Request: Print all of the data exactly as written.

(Figure record extracts)
***

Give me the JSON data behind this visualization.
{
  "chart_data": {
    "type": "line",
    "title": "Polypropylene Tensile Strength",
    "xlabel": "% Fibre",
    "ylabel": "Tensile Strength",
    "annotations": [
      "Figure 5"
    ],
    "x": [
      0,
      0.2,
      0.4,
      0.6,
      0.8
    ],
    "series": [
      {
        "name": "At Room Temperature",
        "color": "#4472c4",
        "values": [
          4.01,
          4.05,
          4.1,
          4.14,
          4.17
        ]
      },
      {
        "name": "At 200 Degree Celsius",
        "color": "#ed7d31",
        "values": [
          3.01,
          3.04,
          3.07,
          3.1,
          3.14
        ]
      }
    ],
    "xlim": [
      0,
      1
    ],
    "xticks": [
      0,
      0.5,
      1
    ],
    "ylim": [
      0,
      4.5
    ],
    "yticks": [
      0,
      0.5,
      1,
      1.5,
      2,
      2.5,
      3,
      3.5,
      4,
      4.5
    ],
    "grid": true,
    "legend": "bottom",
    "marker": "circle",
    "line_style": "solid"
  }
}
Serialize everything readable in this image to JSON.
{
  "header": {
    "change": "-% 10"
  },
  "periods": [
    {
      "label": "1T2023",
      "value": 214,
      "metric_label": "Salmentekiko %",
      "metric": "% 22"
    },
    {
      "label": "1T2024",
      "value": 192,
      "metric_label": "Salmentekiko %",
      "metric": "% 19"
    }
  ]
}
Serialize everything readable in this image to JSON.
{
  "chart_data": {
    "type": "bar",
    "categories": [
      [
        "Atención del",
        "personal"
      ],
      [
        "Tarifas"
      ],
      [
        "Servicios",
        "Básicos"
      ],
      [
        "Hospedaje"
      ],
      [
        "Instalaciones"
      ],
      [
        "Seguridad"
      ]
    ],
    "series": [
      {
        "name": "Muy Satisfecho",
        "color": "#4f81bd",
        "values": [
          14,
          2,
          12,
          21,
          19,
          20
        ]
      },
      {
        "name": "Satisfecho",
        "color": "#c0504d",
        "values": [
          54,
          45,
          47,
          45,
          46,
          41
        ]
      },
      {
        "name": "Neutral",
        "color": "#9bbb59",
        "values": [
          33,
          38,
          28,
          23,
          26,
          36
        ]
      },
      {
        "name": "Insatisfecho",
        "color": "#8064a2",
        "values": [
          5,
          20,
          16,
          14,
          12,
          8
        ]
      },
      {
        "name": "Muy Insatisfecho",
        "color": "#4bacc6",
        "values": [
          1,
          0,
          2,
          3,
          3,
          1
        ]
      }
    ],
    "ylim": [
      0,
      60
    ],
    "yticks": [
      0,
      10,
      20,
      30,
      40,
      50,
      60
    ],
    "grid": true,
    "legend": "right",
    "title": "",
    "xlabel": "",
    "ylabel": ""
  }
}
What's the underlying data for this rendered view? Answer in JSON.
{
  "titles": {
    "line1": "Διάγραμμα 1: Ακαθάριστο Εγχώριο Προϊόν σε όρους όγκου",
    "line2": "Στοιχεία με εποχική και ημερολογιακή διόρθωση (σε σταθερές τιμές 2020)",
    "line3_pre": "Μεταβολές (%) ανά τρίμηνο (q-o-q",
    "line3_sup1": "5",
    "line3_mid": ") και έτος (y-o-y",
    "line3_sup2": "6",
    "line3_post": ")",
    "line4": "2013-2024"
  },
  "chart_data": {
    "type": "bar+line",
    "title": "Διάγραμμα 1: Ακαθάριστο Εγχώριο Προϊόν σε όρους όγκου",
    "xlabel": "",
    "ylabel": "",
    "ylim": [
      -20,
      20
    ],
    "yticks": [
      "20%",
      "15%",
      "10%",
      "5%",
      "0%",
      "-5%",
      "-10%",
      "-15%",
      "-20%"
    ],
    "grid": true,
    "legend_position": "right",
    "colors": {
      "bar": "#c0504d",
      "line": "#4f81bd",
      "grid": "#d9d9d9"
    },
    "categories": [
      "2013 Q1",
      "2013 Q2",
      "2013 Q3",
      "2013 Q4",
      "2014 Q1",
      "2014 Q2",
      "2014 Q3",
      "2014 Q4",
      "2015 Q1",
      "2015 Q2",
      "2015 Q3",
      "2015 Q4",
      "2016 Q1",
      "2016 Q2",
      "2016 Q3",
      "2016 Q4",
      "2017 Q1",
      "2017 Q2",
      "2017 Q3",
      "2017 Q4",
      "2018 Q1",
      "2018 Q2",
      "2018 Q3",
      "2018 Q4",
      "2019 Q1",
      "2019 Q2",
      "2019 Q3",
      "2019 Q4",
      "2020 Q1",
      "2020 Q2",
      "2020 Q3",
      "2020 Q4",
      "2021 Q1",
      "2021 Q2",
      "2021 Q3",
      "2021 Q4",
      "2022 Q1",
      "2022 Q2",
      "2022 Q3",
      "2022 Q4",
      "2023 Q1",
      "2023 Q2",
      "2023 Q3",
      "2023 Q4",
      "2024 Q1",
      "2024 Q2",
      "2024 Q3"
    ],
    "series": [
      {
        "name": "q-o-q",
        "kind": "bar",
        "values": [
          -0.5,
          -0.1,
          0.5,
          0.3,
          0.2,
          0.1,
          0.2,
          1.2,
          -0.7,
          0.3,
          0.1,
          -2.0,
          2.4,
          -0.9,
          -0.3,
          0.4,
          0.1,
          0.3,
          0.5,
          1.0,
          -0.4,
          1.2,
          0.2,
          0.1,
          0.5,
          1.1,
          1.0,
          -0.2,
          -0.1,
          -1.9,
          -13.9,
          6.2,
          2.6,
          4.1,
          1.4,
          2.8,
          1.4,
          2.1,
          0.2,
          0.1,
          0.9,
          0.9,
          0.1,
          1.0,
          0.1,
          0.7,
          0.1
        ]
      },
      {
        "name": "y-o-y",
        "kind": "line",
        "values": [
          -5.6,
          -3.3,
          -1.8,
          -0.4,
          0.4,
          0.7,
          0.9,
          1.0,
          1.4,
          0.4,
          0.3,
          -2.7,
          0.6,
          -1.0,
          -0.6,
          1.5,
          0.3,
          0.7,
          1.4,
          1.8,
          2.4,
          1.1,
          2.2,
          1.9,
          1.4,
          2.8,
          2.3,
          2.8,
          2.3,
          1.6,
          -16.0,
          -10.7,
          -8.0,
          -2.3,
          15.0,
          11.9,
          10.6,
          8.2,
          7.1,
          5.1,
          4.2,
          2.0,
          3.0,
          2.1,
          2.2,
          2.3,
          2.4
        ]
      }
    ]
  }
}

***

Full solution:
Give me the JSON data behind this visualization.
{
  "chart_data": {
    "type": "line",
    "title": "Polypropylene Tensile Strength",
    "xlabel": "% Fibre",
    "ylabel": "Tensile Strength",
    "annotations": [
      "Figure 5"
    ],
    "x": [
      0,
      0.2,
      0.4,
      0.6,
      0.8
    ],
    "series": [
      {
        "name": "At Room Temperature",
        "color": "#4472c4",
        "values": [
          4.01,
          4.05,
          4.1,
          4.14,
          4.17
        ]
      },
      {
        "name": "At 200 Degree Celsius",
        "color": "#ed7d31",
        "values": [
          3.01,
          3.04,
          3.07,
          3.1,
          3.14
        ]
      }
    ],
    "xlim": [
      0,
      1
    ],
    "xticks": [
      0,
      0.5,
      1
    ],
    "ylim": [
      0,
      4.5
    ],
    "yticks": [
      0,
      0.5,
      1,
      1.5,
      2,
      2.5,
      3,
      3.5,
      4,
      4.5
    ],
    "grid": true,
    "legend": "bottom",
    "marker": "circle",
    "line_style": "solid"
  }
}
Serialize everything readable in this image to JSON.
{
  "header": {
    "change": "-% 10"
  },
  "periods": [
    {
      "label": "1T2023",
      "value": 214,
      "metric_label": "Salmentekiko %",
      "metric": "% 22"
    },
    {
      "label": "1T2024",
      "value": 192,
      "metric_label": "Salmentekiko %",
      "metric": "% 19"
    }
  ]
}
Serialize everything readable in this image to JSON.
{
  "chart_data": {
    "type": "bar",
    "categories": [
      [
        "Atención del",
        "personal"
      ],
      [
        "Tarifas"
      ],
      [
        "Servicios",
        "Básicos"
      ],
      [
        "Hospedaje"
      ],
      [
        "Instalaciones"
      ],
      [
        "Seguridad"
      ]
    ],
    "series": [
      {
        "name": "Muy Satisfecho",
        "color": "#4f81bd",
        "values": [
          14,
          2,
          12,
          21,
          19,
          20
        ]
      },
      {
        "name": "Satisfecho",
        "color": "#c0504d",
        "values": [
          54,
          45,
          47,
          45,
          46,
          41
        ]
      },
      {
        "name": "Neutral",
        "color": "#9bbb59",
        "values": [
          33,
          38,
          28,
          23,
          26,
          36
        ]
      },
      {
        "name": "Insatisfecho",
        "color": "#8064a2",
        "values": [
          5,
          20,
          16,
          14,
          12,
          8
        ]
      },
      {
        "name": "Muy Insatisfecho",
        "color": "#4bacc6",
        "values": [
          1,
          0,
          2,
          3,
          3,
          1
        ]
      }
    ],
    "ylim": [
      0,
      60
    ],
    "yticks": [
      0,
      10,
      20,
      30,
      40,
      50,
      60
    ],
    "grid": true,
    "legend": "right",
    "title": "",
    "xlabel": "",
    "ylabel": ""
  }
}
What's the underlying data for this rendered view? Answer in JSON.
{
  "titles": {
    "line1": "Διάγραμμα 1: Ακαθάριστο Εγχώριο Προϊόν σε όρους όγκου",
    "line2": "Στοιχεία με εποχική και ημερολογιακή διόρθωση (σε σταθερές τιμές 2020)",
    "line3_pre": "Μεταβολές (%) ανά τρίμηνο (q-o-q",
    "line3_sup1": "5",
    "line3_mid": ") και έτος (y-o-y",
    "line3_sup2": "6",
    "line3_post": ")",
    "line4": "2013-2024"
  },
  "chart_data": {
    "type": "bar+line",
    "title": "Διάγραμμα 1: Ακαθάριστο Εγχώριο Προϊόν σε όρους όγκου",
    "xlabel": "",
    "ylabel": "",
    "ylim": [
      -20,
      20
    ],
    "yticks": [
      "20%",
      "15%",
      "10%",
      "5%",
      "0%",
      "-5%",
      "-10%",
      "-15%",
      "-20%"
    ],
    "grid": true,
    "legend_position": "right",
    "colors": {
      "bar": "#c0504d",
      "line": "#4f81bd",
      "grid": "#d9d9d9"
    },
    "categories": [
      "2013 Q1",
      "2013 Q2",
      "2013 Q3",
      "2013 Q4",
      "2014 Q1",
      "2014 Q2",
      "2014 Q3",
      "2014 Q4",
      "2015 Q1",
      "2015 Q2",
      "2015 Q3",
      "2015 Q4",
      "2016 Q1",
      "2016 Q2",
      "2016 Q3",
      "2016 Q4",
      "2017 Q1",
      "2017 Q2",
      "2017 Q3",
      "2017 Q4",
      "2018 Q1",
      "2018 Q2",
      "2018 Q3",
      "2018 Q4",
      "2019 Q1",
      "2019 Q2",
      "2019 Q3",
      "2019 Q4",
      "2020 Q1",
      "2020 Q2",
      "2020 Q3",
      "2020 Q4",
      "2021 Q1",
      "2021 Q2",
      "2021 Q3",
      "2021 Q4",
      "2022 Q1",
      "2022 Q2",
      "2022 Q3",
      "2022 Q4",
      "2023 Q1",
      "2023 Q2",
      "2023 Q3",
      "2023 Q4",
      "2024 Q1",
      "2024 Q2",
      "2024 Q3"
    ],
    "series": [
      {
        "name": "q-o-q",
        "kind": "bar",
        "values": [
          -0.5,
          -0.1,
          0.5,
          0.3,
          0.2,
          0.1,
          0.2,
          1.2,
          -0.7,
          0.3,
          0.1,
          -2.0,
          2.4,
          -0.9,
          -0.3,
          0.4,
          0.1,
          0.3,
          0.5,
          1.0,
          -0.4,
          1.2,
          0.2,
          0.1,
          0.5,
          1.1,
          1.0,
          -0.2,
          -0.1,
          -1.9,
          -13.9,
          6.2,
          2.6,
          4.1,
          1.4,
          2.8,
          1.4,
          2.1,
          0.2,
          0.1,
          0.9,
          0.9,
          0.1,
          1.0,
          0.1,
          0.7,
          0.1
        ]
      },
      {
        "name": "y-o-y",
        "kind": "line",
        "values": [
          -5.6,
          -3.3,
          -1.8,
          -0.4,
          0.4,
          0.7,
          0.9,
          1.0,
          1.4,
          0.4,
          0.3,
          -2.7,
          0.6,
          -1.0,
          -0.6,
          1.5,
          0.3,
          0.7,
          1.4,
          1.8,
          2.4,
          1.1,
          2.2,
          1.9,
          1.4,
          2.8,
          2.3,
          2.8,
          2.3,
          1.6,
          -16.0,
          -10.7,
          -8.0,
          -2.3,
          15.0,
          11.9,
          10.6,
          8.2,
          7.1,
          5.1,
          4.2,
          2.0,
          3.0,
          2.1,
          2.2,
          2.3,
          2.4
        ]
      }
    ]
  }
}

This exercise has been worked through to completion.